## Directive
Some lines in the listing below may include the string "text". How many are there? Give only the number.

--

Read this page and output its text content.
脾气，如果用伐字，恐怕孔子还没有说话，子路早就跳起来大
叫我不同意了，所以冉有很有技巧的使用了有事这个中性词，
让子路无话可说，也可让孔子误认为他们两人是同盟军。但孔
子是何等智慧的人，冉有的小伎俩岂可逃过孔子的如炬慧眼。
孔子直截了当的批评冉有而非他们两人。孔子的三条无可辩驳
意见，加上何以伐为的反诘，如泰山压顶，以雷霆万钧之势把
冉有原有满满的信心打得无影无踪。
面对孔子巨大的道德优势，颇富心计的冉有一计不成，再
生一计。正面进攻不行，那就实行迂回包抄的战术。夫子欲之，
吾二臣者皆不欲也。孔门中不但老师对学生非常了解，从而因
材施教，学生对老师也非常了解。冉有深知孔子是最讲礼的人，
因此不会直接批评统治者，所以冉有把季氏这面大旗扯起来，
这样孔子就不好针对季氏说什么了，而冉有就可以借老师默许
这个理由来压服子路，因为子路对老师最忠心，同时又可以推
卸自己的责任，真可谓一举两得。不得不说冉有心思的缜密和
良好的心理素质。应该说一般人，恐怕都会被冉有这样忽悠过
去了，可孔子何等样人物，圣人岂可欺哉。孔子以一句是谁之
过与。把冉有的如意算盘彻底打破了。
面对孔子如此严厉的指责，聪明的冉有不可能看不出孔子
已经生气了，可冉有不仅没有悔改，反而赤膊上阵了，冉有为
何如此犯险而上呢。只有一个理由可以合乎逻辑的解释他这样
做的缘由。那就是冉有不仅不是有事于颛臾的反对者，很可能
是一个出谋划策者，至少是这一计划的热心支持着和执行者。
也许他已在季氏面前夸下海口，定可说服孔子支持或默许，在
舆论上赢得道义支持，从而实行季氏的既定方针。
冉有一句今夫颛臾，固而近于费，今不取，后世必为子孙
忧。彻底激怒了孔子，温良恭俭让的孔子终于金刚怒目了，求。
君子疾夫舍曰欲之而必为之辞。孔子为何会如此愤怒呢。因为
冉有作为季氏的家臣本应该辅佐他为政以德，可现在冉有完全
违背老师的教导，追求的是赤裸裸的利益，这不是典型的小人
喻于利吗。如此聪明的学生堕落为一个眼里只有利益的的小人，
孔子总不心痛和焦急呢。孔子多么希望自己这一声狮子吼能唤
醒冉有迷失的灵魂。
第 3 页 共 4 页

--

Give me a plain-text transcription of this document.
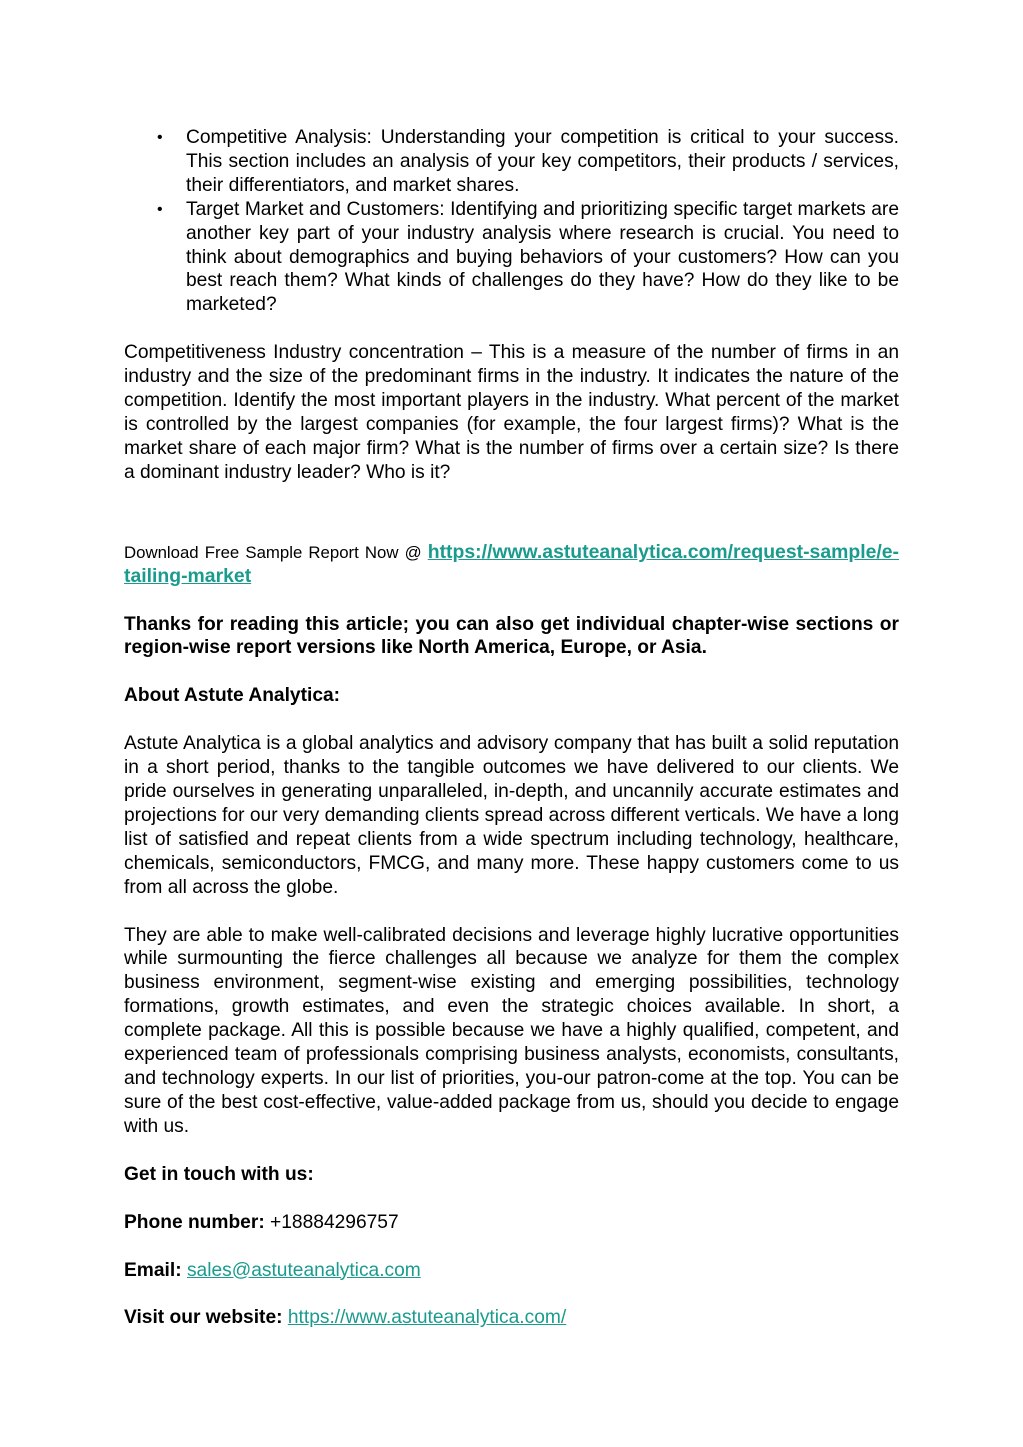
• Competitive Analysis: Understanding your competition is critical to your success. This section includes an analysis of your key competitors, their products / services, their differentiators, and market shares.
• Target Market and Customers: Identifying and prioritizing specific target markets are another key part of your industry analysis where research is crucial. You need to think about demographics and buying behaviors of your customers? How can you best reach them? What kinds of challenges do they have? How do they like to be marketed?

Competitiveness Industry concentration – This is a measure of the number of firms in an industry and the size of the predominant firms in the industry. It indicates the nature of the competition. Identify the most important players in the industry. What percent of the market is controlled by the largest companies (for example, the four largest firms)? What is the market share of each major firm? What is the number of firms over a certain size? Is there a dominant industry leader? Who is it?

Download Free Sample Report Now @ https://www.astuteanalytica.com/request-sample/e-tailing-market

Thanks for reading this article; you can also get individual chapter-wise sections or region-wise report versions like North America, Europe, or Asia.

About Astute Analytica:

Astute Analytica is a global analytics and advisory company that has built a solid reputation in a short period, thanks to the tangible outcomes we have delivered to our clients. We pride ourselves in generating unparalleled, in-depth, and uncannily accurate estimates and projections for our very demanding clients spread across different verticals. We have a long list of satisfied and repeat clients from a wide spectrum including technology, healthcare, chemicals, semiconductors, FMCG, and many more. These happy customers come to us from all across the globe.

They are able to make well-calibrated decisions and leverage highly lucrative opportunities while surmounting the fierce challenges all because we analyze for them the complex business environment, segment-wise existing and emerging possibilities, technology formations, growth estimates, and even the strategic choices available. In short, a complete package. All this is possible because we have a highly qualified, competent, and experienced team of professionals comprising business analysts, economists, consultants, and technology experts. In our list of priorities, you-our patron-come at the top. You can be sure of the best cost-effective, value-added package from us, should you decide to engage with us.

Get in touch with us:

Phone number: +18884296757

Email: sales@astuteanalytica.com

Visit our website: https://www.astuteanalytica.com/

--

## Task solution
2